(DIRECTION): Retype everything in the listing, leaving each line exactly as it is.

==== SUPPLIED MATERIAL ====

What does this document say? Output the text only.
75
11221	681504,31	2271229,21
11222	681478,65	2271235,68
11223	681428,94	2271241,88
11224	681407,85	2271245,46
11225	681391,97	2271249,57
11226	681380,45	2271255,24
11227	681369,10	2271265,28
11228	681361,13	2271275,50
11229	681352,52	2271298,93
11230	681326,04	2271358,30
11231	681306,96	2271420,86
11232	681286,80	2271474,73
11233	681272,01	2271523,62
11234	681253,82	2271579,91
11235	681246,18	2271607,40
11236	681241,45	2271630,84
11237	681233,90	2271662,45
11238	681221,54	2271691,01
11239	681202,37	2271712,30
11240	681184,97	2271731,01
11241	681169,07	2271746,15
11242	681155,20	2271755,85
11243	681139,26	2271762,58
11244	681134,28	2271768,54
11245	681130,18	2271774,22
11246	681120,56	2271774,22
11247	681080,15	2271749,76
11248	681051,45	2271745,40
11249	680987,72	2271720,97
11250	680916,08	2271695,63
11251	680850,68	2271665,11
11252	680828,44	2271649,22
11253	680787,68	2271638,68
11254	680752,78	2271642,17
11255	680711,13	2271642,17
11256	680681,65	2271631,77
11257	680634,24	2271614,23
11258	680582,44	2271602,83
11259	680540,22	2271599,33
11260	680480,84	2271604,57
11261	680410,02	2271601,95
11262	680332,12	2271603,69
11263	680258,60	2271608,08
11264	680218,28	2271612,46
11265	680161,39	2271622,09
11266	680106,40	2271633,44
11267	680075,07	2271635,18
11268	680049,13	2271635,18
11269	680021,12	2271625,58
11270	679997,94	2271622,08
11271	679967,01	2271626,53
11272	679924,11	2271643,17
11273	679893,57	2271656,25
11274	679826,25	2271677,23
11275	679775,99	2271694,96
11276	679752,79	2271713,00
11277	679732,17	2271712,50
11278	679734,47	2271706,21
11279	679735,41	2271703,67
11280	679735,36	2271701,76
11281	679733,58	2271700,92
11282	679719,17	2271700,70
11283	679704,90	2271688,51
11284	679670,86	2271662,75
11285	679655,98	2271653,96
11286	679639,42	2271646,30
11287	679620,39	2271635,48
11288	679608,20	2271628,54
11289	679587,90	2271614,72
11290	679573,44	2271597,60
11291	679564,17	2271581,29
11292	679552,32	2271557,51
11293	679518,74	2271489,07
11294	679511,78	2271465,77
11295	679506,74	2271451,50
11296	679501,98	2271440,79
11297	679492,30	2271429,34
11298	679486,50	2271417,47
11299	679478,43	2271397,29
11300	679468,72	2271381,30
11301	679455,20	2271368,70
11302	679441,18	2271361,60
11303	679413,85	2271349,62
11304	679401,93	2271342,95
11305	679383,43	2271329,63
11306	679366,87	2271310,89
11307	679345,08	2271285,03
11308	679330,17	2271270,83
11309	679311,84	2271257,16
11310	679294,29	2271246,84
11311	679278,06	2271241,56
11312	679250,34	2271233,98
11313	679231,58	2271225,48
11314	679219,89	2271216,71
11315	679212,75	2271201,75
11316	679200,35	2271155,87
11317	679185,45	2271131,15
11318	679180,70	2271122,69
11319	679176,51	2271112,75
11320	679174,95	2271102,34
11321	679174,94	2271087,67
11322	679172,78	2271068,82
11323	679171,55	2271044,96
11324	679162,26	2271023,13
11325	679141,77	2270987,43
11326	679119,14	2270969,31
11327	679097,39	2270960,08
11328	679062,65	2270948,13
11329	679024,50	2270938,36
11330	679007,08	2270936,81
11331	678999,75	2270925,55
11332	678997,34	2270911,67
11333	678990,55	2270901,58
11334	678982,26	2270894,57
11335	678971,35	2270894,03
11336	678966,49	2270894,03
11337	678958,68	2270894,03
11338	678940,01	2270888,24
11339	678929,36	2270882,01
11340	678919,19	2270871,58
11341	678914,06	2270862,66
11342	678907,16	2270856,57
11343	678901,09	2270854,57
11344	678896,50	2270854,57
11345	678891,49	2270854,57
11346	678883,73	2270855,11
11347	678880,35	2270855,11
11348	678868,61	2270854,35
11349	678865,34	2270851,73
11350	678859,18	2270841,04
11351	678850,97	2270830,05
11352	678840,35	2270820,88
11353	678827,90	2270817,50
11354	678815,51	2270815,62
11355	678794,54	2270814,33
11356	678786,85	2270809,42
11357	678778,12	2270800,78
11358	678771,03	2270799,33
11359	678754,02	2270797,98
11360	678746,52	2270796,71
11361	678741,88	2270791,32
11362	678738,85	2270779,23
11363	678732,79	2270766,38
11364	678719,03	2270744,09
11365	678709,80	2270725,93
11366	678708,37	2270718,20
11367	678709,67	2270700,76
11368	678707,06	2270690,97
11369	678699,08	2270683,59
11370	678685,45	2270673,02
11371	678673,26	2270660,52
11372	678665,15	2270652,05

====

(RESPONSE BELOW):
What does this document say? Output the text only.
75
11221	681504,31	2271229,21
11222	681478,65	2271235,68
11223	681428,94	2271241,88
11224	681407,85	2271245,46
11225	681391,97	2271249,57
11226	681380,45	2271255,24
11227	681369,10	2271265,28
11228	681361,13	2271275,50
11229	681352,52	2271298,93
11230	681326,04	2271358,30
11231	681306,96	2271420,86
11232	681286,80	2271474,73
11233	681272,01	2271523,62
11234	681253,82	2271579,91
11235	681246,18	2271607,40
11236	681241,45	2271630,84
11237	681233,90	2271662,45
11238	681221,54	2271691,01
11239	681202,37	2271712,30
11240	681184,97	2271731,01
11241	681169,07	2271746,15
11242	681155,20	2271755,85
11243	681139,26	2271762,58
11244	681134,28	2271768,54
11245	681130,18	2271774,22
11246	681120,56	2271774,22
11247	681080,15	2271749,76
11248	681051,45	2271745,40
11249	680987,72	2271720,97
11250	680916,08	2271695,63
11251	680850,68	2271665,11
11252	680828,44	2271649,22
11253	680787,68	2271638,68
11254	680752,78	2271642,17
11255	680711,13	2271642,17
11256	680681,65	2271631,77
11257	680634,24	2271614,23
11258	680582,44	2271602,83
11259	680540,22	2271599,33
11260	680480,84	2271604,57
11261	680410,02	2271601,95
11262	680332,12	2271603,69
11263	680258,60	2271608,08
11264	680218,28	2271612,46
11265	680161,39	2271622,09
11266	680106,40	2271633,44
11267	680075,07	2271635,18
11268	680049,13	2271635,18
11269	680021,12	2271625,58
11270	679997,94	2271622,08
11271	679967,01	2271626,53
11272	679924,11	2271643,17
11273	679893,57	2271656,25
11274	679826,25	2271677,23
11275	679775,99	2271694,96
11276	679752,79	2271713,00
11277	679732,17	2271712,50
11278	679734,47	2271706,21
11279	679735,41	2271703,67
11280	679735,36	2271701,76
11281	679733,58	2271700,92
11282	679719,17	2271700,70
11283	679704,90	2271688,51
11284	679670,86	2271662,75
11285	679655,98	2271653,96
11286	679639,42	2271646,30
11287	679620,39	2271635,48
11288	679608,20	2271628,54
11289	679587,90	2271614,72
11290	679573,44	2271597,60
11291	679564,17	2271581,29
11292	679552,32	2271557,51
11293	679518,74	2271489,07
11294	679511,78	2271465,77
11295	679506,74	2271451,50
11296	679501,98	2271440,79
11297	679492,30	2271429,34
11298	679486,50	2271417,47
11299	679478,43	2271397,29
11300	679468,72	2271381,30
11301	679455,20	2271368,70
11302	679441,18	2271361,60
11303	679413,85	2271349,62
11304	679401,93	2271342,95
11305	679383,43	2271329,63
11306	679366,87	2271310,89
11307	679345,08	2271285,03
11308	679330,17	2271270,83
11309	679311,84	2271257,16
11310	679294,29	2271246,84
11311	679278,06	2271241,56
11312	679250,34	2271233,98
11313	679231,58	2271225,48
11314	679219,89	2271216,71
11315	679212,75	2271201,75
11316	679200,35	2271155,87
11317	679185,45	2271131,15
11318	679180,70	2271122,69
11319	679176,51	2271112,75
11320	679174,95	2271102,34
11321	679174,94	2271087,67
11322	679172,78	2271068,82
11323	679171,55	2271044,96
11324	679162,26	2271023,13
11325	679141,77	2270987,43
11326	679119,14	2270969,31
11327	679097,39	2270960,08
11328	679062,65	2270948,13
11329	679024,50	2270938,36
11330	679007,08	2270936,81
11331	678999,75	2270925,55
11332	678997,34	2270911,67
11333	678990,55	2270901,58
11334	678982,26	2270894,57
11335	678971,35	2270894,03
11336	678966,49	2270894,03
11337	678958,68	2270894,03
11338	678940,01	2270888,24
11339	678929,36	2270882,01
11340	678919,19	2270871,58
11341	678914,06	2270862,66
11342	678907,16	2270856,57
11343	678901,09	2270854,57
11344	678896,50	2270854,57
11345	678891,49	2270854,57
11346	678883,73	2270855,11
11347	678880,35	2270855,11
11348	678868,61	2270854,35
11349	678865,34	2270851,73
11350	678859,18	2270841,04
11351	678850,97	2270830,05
11352	678840,35	2270820,88
11353	678827,90	2270817,50
11354	678815,51	2270815,62
11355	678794,54	2270814,33
11356	678786,85	2270809,42
11357	678778,12	2270800,78
11358	678771,03	2270799,33
11359	678754,02	2270797,98
11360	678746,52	2270796,71
11361	678741,88	2270791,32
11362	678738,85	2270779,23
11363	678732,79	2270766,38
11364	678719,03	2270744,09
11365	678709,80	2270725,93
11366	678708,37	2270718,20
11367	678709,67	2270700,76
11368	678707,06	2270690,97
11369	678699,08	2270683,59
11370	678685,45	2270673,02
11371	678673,26	2270660,52
11372	678665,15	2270652,05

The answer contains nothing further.